Data listing »
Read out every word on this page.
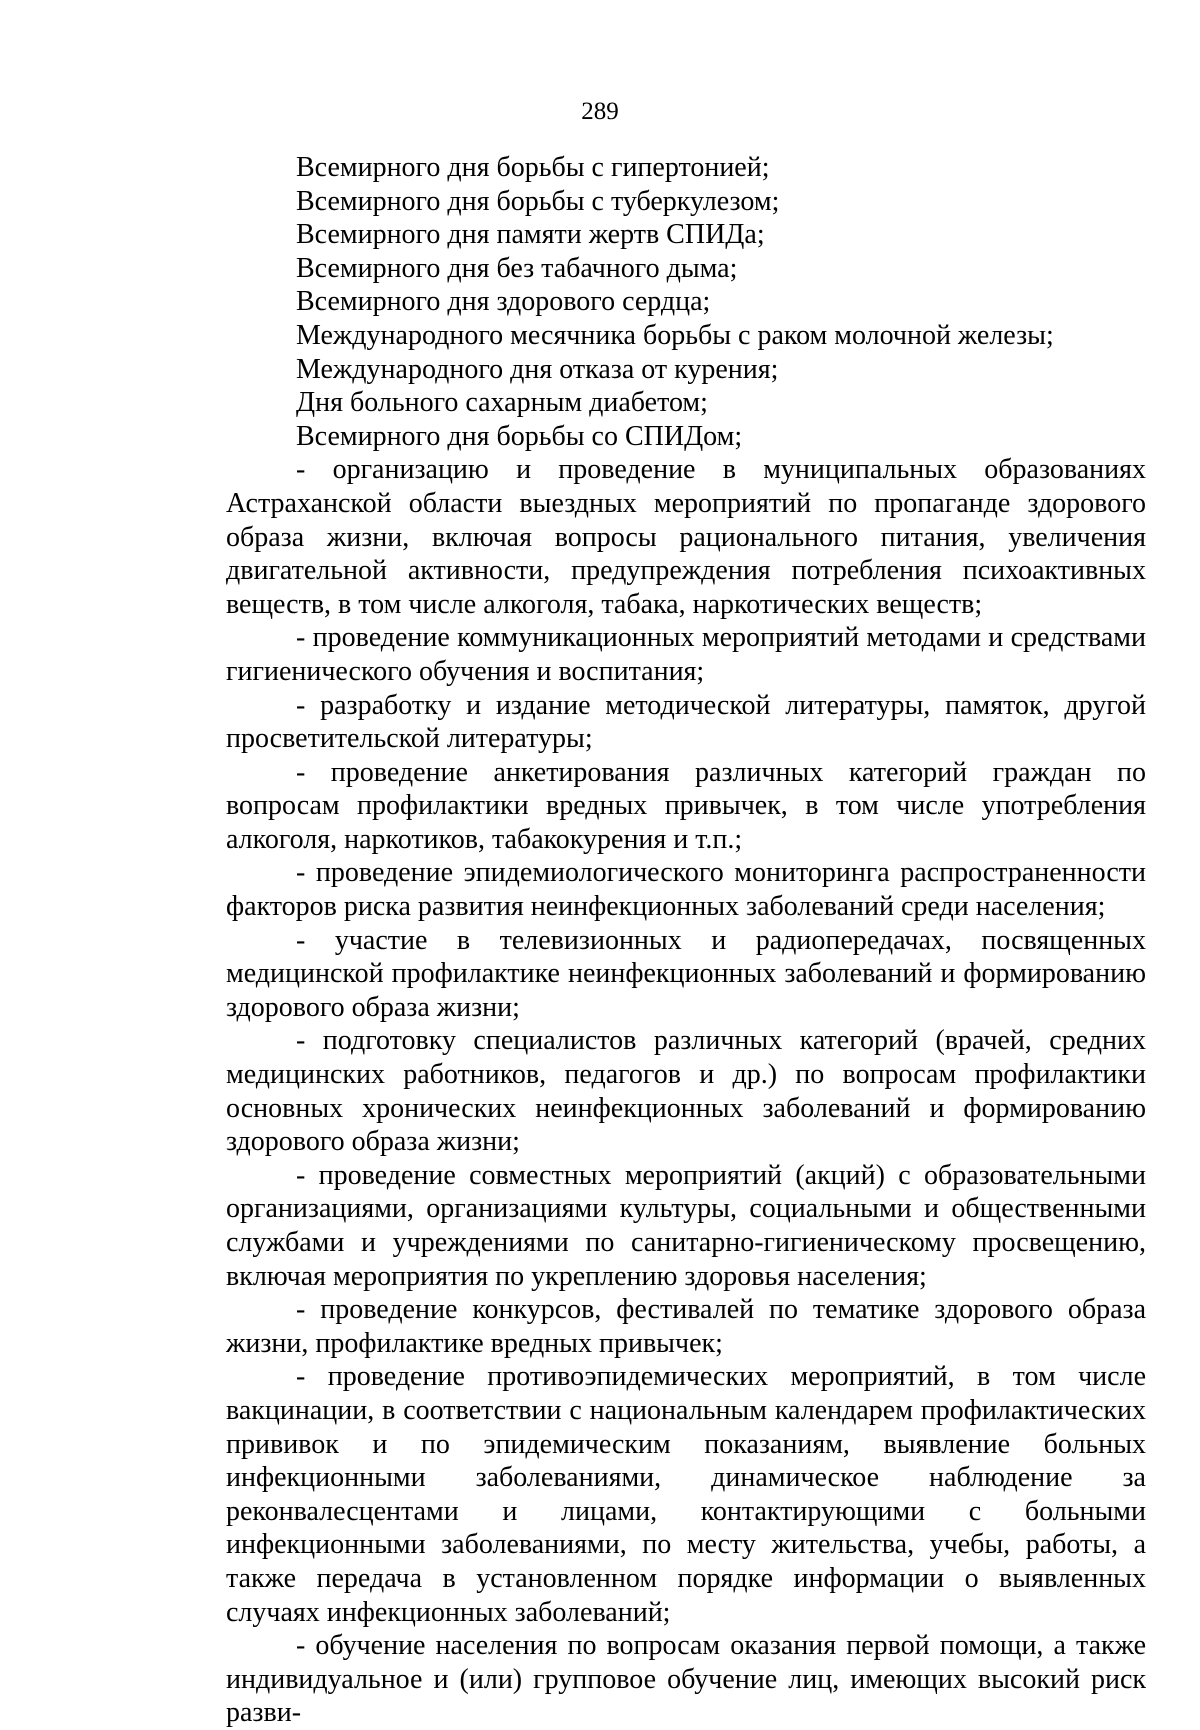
289
Всемирного дня борьбы с гипертонией;
Всемирного дня борьбы с туберкулезом;
Всемирного дня памяти жертв СПИДа;
Всемирного дня без табачного дыма;
Всемирного дня здорового сердца;
Международного месячника борьбы с раком молочной железы;
Международного дня отказа от курения;
Дня больного сахарным диабетом;
Всемирного дня борьбы со СПИДом;

- организацию и проведение в муниципальных образованиях Астраханской области выездных мероприятий по пропаганде здорового образа жизни, включая вопросы рационального питания, увеличения двигательной активности, предупреждения потребления психоактивных веществ, в том числе алкоголя, табака, наркотических веществ;

- проведение коммуникационных мероприятий методами и средствами гигиенического обучения и воспитания;

- разработку и издание методической литературы, памяток, другой просветительской литературы;

- проведение анкетирования различных категорий граждан по вопросам профилактики вредных привычек, в том числе употребления алкоголя, наркотиков, табакокурения и т.п.;

- проведение эпидемиологического мониторинга распространенности факторов риска развития неинфекционных заболеваний среди населения;

- участие в телевизионных и радиопередачах, посвященных медицинской профилактике неинфекционных заболеваний и формированию здорового образа жизни;

- подготовку специалистов различных категорий (врачей, средних медицинских работников, педагогов и др.) по вопросам профилактики основных хронических неинфекционных заболеваний и формированию здорового образа жизни;

- проведение совместных мероприятий (акций) с образовательными организациями, организациями культуры, социальными и общественными службами и учреждениями по санитарно-гигиеническому просвещению, включая мероприятия по укреплению здоровья населения;

- проведение конкурсов, фестивалей по тематике здорового образа жизни, профилактике вредных привычек;

- проведение противоэпидемических мероприятий, в том числе вакцинации, в соответствии с национальным календарем профилактических прививок и по эпидемическим показаниям, выявление больных инфекционными заболеваниями, динамическое наблюдение за реконвалесцентами и лицами, контактирующими с больными инфекционными заболеваниями, по месту жительства, учебы, работы, а также передача в установленном порядке информации о выявленных случаях инфекционных заболеваний;

- обучение населения по вопросам оказания первой помощи, а также индивидуальное и (или) групповое обучение лиц, имеющих высокий риск разви-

Set exercise »
Gather all lines of the records that include the word "также".

Completed task »
- проведение противоэпидемических мероприятий, в том числе вакцинации, в соответствии с национальным календарем профилактических прививок и по эпидемическим показаниям, выявление больных инфекционными заболеваниями, динамическое наблюдение за реконвалесцентами и лицами, контактирующими с больными инфекционными заболеваниями, по месту жительства, учебы, работы, а также передача в установленном порядке информации о выявленных случаях инфекционных заболеваний;
- обучение населения по вопросам оказания первой помощи, а также индивидуальное и (или) групповое обучение лиц, имеющих высокий риск разви-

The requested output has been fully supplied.